• _WRITTEN REQUEST_: Only the lines from the one containing "What data populates" through the end of the material are to be echoed, each exactly as it appears.

(Some records)
■ ■ ■ ■ ■

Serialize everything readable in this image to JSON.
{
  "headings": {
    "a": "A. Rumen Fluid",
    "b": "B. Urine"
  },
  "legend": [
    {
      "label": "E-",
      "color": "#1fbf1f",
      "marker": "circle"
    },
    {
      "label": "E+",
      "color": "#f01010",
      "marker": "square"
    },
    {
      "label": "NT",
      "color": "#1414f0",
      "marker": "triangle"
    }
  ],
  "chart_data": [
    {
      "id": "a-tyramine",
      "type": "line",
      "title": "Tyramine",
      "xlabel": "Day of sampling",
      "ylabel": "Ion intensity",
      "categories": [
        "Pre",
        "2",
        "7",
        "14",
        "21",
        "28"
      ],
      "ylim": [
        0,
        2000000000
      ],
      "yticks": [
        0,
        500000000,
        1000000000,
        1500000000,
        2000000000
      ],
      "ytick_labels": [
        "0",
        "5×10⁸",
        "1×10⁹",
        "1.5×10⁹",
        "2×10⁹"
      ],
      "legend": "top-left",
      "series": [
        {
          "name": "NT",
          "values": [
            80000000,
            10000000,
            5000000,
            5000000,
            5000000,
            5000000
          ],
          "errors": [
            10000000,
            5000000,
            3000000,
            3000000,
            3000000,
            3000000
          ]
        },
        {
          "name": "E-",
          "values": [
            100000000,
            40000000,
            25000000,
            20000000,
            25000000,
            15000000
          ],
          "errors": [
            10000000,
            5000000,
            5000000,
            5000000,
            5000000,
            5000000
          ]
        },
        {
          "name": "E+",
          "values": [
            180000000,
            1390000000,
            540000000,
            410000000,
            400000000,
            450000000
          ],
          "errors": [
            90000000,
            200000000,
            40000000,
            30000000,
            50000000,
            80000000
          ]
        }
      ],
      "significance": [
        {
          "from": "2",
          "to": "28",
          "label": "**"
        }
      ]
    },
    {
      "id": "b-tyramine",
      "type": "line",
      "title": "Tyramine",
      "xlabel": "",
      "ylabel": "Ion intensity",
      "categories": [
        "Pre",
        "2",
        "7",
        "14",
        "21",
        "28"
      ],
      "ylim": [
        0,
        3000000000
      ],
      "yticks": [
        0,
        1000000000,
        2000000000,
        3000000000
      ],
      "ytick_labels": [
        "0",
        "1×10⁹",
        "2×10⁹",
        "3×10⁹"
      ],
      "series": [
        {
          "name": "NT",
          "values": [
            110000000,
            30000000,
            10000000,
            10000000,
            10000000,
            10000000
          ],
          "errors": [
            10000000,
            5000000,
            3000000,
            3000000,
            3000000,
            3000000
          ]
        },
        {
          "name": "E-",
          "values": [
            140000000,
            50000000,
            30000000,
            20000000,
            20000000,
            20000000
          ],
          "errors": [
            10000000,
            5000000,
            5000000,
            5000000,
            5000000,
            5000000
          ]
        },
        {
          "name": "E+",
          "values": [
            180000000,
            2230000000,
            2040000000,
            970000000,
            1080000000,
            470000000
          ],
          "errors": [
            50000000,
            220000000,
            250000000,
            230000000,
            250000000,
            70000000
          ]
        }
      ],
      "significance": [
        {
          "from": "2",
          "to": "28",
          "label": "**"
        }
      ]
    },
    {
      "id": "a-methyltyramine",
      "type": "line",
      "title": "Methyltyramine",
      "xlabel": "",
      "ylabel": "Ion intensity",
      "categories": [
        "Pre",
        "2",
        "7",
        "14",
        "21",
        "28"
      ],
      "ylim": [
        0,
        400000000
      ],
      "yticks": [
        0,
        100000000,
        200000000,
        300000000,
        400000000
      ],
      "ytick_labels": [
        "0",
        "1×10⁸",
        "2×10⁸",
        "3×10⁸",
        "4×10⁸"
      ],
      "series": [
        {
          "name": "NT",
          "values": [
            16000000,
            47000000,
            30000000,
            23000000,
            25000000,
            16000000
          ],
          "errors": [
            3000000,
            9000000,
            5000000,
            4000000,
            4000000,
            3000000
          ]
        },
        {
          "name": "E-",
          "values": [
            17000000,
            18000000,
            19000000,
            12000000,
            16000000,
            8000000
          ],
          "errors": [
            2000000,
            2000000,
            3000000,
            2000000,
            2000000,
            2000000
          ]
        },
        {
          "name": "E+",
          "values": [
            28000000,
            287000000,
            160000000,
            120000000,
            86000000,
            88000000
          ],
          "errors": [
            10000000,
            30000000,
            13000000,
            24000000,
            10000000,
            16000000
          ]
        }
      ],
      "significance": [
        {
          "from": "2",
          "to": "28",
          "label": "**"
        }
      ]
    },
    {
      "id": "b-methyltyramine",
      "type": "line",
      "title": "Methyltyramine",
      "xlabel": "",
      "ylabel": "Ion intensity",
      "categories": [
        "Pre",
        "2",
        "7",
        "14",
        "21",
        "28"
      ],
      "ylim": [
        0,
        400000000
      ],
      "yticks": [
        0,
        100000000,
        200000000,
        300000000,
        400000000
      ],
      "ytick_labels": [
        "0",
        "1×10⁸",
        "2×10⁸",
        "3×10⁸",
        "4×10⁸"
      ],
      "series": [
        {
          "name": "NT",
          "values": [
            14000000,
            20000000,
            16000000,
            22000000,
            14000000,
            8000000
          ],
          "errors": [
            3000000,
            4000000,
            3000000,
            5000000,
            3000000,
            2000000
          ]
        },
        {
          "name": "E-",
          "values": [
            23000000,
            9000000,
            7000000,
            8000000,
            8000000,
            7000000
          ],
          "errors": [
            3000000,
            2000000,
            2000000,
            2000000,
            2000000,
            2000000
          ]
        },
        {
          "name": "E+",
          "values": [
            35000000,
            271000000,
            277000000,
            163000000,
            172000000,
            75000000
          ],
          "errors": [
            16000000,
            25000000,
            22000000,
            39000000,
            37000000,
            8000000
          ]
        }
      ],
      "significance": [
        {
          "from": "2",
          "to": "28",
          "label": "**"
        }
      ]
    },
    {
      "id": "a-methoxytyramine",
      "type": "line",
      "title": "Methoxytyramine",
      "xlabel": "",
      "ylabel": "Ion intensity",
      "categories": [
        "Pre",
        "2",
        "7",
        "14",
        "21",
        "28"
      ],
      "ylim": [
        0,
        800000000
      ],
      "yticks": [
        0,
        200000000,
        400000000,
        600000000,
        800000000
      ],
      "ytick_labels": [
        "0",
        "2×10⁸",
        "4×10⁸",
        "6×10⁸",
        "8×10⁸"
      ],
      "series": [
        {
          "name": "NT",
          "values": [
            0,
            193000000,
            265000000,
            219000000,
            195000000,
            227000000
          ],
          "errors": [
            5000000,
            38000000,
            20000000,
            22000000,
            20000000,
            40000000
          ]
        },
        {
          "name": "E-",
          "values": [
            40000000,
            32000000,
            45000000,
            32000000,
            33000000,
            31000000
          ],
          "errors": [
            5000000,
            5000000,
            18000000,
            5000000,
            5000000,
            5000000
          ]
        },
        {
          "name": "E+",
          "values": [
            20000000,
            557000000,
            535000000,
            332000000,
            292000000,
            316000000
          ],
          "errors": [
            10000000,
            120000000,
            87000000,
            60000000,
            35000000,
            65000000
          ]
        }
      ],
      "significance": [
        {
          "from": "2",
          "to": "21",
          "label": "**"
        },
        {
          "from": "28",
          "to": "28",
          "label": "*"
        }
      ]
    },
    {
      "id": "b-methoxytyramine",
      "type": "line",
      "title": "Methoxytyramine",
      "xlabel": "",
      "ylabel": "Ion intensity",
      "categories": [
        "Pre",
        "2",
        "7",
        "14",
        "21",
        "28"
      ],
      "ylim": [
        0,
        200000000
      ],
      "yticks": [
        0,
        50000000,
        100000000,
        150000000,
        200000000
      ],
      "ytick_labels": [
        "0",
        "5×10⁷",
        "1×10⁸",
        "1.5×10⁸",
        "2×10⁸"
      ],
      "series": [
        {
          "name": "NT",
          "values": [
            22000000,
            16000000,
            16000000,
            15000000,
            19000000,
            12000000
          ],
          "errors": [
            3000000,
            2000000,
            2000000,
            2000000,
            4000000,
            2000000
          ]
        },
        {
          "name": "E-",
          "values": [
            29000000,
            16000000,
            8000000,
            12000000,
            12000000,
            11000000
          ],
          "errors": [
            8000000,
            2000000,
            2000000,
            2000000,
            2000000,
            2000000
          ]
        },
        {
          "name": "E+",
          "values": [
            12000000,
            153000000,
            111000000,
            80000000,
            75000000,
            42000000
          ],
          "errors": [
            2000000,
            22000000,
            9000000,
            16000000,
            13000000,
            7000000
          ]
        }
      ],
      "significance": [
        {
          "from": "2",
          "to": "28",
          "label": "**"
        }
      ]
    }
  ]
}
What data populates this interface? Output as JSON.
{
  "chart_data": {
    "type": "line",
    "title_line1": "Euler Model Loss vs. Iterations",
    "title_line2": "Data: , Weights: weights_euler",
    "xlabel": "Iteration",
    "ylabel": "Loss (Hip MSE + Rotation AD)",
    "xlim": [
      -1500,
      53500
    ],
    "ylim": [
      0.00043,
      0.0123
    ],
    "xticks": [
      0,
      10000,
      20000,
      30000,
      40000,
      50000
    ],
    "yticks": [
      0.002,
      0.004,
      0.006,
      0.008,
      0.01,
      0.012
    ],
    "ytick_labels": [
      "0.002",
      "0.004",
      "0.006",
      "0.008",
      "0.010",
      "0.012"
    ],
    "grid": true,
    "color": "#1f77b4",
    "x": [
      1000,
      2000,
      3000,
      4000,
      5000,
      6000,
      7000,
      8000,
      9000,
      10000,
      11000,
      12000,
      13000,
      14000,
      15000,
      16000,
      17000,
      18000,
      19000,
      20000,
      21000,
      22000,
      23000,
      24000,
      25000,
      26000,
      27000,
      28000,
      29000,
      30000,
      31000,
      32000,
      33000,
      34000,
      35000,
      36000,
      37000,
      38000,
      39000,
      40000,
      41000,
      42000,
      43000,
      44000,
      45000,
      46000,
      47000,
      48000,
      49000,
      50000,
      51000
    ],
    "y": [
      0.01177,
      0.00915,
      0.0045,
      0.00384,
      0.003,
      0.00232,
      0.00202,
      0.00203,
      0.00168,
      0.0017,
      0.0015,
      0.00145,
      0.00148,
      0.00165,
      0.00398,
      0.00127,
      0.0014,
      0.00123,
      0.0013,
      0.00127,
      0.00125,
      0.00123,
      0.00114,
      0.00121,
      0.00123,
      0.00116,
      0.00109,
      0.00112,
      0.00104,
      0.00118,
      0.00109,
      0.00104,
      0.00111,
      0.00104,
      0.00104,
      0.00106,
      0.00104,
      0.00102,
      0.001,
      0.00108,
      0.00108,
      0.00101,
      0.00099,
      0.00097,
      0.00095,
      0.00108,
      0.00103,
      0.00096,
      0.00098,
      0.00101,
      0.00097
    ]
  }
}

■ ■ ■ ■ ■

• _OUTPUT FOR THIS TASK_:
What data populates this interface? Output as JSON.
{
  "chart_data": {
    "type": "line",
    "title_line1": "Euler Model Loss vs. Iterations",
    "title_line2": "Data: , Weights: weights_euler",
    "xlabel": "Iteration",
    "ylabel": "Loss (Hip MSE + Rotation AD)",
    "xlim": [
      -1500,
      53500
    ],
    "ylim": [
      0.00043,
      0.0123
    ],
    "xticks": [
      0,
      10000,
      20000,
      30000,
      40000,
      50000
    ],
    "yticks": [
      0.002,
      0.004,
      0.006,
      0.008,
      0.01,
      0.012
    ],
    "ytick_labels": [
      "0.002",
      "0.004",
      "0.006",
      "0.008",
      "0.010",
      "0.012"
    ],
    "grid": true,
    "color": "#1f77b4",
    "x": [
      1000,
      2000,
      3000,
      4000,
      5000,
      6000,
      7000,
      8000,
      9000,
      10000,
      11000,
      12000,
      13000,
      14000,
      15000,
      16000,
      17000,
      18000,
      19000,
      20000,
      21000,
      22000,
      23000,
      24000,
      25000,
      26000,
      27000,
      28000,
      29000,
      30000,
      31000,
      32000,
      33000,
      34000,
      35000,
      36000,
      37000,
      38000,
      39000,
      40000,
      41000,
      42000,
      43000,
      44000,
      45000,
      46000,
      47000,
      48000,
      49000,
      50000,
      51000
    ],
    "y": [
      0.01177,
      0.00915,
      0.0045,
      0.00384,
      0.003,
      0.00232,
      0.00202,
      0.00203,
      0.00168,
      0.0017,
      0.0015,
      0.00145,
      0.00148,
      0.00165,
      0.00398,
      0.00127,
      0.0014,
      0.00123,
      0.0013,
      0.00127,
      0.00125,
      0.00123,
      0.00114,
      0.00121,
      0.00123,
      0.00116,
      0.00109,
      0.00112,
      0.00104,
      0.00118,
      0.00109,
      0.00104,
      0.00111,
      0.00104,
      0.00104,
      0.00106,
      0.00104,
      0.00102,
      0.001,
      0.00108,
      0.00108,
      0.00101,
      0.00099,
      0.00097,
      0.00095,
      0.00108,
      0.00103,
      0.00096,
      0.00098,
      0.00101,
      0.00097
    ]
  }
}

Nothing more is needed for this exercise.